What to do:
According to the article below on California's bonds, in which newspaper did State Treasurer Bill Lockyer publish his opinion piece?

Article:

····················

By Wayne Lusvardi for Crown City News

In an opinion piece in the Los Angeles Times, State Treasurer Bill Lockyer got on his high horse to state “California isn’t broken,” won’t default on its debt payments, and isn’t anti-business.

Lockyer obviously is trying to issue some reassurance to bond markets. The bond market recently demanded almost a half percent risk premium to sell California’s general obligation bonds and could only sell about 60% of the bonds put on the market compared to 75% last year in November. There were no buyers for the other one third of the bonds even with the rate kicker added. Rumors in the bond markets were that the Federal Reserve was going to snap up the un-bought bounds. can lead a horse to water but you can’t make him drink. Investors are gradually losing confidence in California’s bond issues.

Lockyer’s attempt to reassure the bond market that California isn’t broken is understandable, albeit not totally honest. California may presently be unbroken, but a wild horse is unbroken too.

····················

Entries:
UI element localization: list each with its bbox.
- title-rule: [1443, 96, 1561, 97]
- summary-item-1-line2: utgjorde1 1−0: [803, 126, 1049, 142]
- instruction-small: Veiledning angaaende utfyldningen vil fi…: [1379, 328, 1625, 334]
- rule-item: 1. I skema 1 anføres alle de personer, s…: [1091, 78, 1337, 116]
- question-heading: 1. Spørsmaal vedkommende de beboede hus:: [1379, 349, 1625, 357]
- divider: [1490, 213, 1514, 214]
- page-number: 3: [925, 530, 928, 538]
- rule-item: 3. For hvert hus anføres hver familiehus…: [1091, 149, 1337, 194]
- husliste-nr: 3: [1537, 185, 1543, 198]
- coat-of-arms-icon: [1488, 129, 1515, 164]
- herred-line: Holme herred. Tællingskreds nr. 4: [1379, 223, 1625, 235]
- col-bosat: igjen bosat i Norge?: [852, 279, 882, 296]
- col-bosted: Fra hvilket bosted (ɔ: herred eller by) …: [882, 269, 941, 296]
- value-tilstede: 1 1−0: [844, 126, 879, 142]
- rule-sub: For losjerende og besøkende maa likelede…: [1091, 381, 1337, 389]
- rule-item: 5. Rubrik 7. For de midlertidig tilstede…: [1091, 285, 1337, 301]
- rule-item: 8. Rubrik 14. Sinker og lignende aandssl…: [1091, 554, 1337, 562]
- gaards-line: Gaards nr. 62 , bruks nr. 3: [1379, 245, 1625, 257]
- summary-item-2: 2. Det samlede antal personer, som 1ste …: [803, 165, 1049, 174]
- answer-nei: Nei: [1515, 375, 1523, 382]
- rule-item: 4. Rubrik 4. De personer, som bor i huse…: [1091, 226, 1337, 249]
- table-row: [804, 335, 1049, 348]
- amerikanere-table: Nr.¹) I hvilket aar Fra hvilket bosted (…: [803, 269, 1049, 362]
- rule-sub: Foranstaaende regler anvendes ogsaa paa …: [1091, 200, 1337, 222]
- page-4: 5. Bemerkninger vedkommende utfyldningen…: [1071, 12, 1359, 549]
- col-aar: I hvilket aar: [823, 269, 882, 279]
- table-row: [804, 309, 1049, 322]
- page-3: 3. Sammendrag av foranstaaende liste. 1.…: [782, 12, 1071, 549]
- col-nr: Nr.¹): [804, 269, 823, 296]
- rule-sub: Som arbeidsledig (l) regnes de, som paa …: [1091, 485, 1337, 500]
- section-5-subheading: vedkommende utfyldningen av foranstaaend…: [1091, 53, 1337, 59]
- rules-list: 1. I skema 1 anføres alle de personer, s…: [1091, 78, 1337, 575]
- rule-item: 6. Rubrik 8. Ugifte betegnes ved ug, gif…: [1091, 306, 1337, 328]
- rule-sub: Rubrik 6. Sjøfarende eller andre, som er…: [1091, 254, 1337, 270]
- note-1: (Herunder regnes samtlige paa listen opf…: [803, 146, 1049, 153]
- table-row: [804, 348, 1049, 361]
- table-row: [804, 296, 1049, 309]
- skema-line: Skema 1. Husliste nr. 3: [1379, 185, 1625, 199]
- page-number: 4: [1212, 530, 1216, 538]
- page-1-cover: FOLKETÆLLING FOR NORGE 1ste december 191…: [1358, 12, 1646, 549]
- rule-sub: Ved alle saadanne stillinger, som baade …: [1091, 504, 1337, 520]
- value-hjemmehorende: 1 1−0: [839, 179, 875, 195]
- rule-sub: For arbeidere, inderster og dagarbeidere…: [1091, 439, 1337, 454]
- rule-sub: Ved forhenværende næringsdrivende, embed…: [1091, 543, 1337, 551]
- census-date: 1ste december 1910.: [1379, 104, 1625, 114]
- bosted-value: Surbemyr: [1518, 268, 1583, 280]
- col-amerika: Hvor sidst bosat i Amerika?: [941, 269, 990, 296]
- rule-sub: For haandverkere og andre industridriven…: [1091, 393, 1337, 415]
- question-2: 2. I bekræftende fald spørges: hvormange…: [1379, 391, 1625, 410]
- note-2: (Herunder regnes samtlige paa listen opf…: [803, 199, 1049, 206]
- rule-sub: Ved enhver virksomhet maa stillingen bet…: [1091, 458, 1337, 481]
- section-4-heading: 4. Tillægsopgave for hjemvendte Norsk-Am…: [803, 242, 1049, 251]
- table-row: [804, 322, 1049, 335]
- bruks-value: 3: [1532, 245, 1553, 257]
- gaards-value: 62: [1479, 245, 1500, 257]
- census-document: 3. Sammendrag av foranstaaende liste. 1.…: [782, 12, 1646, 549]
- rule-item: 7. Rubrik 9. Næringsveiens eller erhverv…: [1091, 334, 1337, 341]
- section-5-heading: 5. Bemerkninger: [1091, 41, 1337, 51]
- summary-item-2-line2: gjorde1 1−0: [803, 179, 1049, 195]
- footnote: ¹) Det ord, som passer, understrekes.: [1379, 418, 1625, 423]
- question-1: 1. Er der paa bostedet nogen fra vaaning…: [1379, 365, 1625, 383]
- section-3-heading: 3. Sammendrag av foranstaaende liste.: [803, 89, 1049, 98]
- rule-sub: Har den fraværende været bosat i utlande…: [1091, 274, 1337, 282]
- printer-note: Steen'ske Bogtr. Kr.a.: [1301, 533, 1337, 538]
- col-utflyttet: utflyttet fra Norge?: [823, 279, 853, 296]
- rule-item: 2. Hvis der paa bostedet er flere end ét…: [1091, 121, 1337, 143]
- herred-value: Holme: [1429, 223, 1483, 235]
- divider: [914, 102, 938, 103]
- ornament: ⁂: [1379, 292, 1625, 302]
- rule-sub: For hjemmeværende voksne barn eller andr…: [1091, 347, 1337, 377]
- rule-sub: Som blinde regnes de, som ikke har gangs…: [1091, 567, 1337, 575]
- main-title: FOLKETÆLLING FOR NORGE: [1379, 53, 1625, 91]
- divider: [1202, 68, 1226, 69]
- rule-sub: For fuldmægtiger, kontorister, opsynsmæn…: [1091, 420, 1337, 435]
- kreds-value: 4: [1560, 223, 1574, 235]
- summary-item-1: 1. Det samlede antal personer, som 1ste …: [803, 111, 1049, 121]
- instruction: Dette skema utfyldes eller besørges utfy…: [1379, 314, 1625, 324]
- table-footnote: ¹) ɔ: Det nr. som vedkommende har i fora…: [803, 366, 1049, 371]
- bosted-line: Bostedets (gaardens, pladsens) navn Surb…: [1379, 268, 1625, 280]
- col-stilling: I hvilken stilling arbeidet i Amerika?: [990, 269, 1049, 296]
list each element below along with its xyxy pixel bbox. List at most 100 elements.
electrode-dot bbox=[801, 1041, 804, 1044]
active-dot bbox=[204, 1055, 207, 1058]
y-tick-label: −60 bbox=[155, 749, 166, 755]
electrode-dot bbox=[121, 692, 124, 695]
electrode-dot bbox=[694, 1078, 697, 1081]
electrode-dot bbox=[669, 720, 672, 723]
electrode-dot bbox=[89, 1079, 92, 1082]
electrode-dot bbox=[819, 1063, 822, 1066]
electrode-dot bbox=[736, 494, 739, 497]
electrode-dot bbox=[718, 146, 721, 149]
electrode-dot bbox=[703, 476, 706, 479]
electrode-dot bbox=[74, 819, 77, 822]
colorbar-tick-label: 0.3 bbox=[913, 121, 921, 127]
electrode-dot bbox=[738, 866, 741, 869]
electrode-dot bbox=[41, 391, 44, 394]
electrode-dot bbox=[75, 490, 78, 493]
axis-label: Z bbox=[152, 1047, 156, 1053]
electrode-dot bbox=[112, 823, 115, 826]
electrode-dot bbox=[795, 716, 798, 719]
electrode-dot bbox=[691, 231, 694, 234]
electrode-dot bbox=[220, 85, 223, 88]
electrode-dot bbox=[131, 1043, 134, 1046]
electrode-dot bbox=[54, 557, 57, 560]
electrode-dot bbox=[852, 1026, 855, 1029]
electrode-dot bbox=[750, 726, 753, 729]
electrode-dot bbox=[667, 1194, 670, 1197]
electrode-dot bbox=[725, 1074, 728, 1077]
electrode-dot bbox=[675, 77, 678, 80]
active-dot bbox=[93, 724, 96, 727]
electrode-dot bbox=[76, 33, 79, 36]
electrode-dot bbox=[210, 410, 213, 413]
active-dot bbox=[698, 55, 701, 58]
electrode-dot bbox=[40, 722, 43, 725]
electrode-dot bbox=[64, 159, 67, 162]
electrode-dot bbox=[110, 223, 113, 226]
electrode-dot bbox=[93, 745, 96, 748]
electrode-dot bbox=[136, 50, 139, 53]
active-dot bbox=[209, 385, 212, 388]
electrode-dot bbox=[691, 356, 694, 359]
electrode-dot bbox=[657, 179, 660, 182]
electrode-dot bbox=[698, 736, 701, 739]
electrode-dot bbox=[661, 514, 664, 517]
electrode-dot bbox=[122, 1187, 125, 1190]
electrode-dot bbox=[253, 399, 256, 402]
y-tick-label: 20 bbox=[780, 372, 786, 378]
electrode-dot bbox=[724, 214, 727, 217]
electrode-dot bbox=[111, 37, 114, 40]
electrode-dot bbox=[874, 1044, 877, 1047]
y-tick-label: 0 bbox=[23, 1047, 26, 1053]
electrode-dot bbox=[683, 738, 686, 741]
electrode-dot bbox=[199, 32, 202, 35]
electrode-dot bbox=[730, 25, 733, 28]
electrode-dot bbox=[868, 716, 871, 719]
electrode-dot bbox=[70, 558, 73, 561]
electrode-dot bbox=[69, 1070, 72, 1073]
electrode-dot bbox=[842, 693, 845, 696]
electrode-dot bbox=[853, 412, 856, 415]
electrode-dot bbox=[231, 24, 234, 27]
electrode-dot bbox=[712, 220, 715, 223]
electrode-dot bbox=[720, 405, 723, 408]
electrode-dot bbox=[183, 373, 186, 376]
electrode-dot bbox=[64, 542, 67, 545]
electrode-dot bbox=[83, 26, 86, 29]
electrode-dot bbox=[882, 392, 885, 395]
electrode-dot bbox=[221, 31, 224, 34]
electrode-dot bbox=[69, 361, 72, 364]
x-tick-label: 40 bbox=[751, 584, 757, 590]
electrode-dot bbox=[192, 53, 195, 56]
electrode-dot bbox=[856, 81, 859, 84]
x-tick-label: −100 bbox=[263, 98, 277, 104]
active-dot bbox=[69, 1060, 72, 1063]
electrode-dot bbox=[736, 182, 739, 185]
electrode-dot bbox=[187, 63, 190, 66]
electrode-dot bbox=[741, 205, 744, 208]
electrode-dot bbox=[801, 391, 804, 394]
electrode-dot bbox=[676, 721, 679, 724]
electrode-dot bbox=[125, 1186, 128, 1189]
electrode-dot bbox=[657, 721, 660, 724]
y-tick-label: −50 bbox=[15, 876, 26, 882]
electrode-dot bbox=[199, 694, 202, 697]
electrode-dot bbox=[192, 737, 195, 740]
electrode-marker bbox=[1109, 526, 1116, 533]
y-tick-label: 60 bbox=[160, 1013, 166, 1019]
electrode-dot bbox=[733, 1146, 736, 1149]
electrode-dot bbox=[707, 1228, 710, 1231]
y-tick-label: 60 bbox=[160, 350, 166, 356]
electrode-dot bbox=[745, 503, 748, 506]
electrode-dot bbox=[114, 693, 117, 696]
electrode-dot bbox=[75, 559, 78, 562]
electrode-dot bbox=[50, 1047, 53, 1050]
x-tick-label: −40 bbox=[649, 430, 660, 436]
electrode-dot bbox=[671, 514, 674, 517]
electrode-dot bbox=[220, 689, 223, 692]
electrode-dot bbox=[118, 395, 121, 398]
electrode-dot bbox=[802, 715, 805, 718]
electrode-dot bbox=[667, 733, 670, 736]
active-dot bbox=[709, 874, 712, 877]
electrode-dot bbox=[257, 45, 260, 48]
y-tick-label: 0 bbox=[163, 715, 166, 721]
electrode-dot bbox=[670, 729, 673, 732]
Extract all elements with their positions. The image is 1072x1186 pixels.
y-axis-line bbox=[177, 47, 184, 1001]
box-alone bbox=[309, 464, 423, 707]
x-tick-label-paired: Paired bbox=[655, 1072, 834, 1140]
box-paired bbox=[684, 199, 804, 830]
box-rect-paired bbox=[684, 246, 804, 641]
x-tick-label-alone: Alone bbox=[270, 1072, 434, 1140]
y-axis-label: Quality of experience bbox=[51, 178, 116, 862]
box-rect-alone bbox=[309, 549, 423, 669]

····················

Exercise answer:
The Los Angeles Times.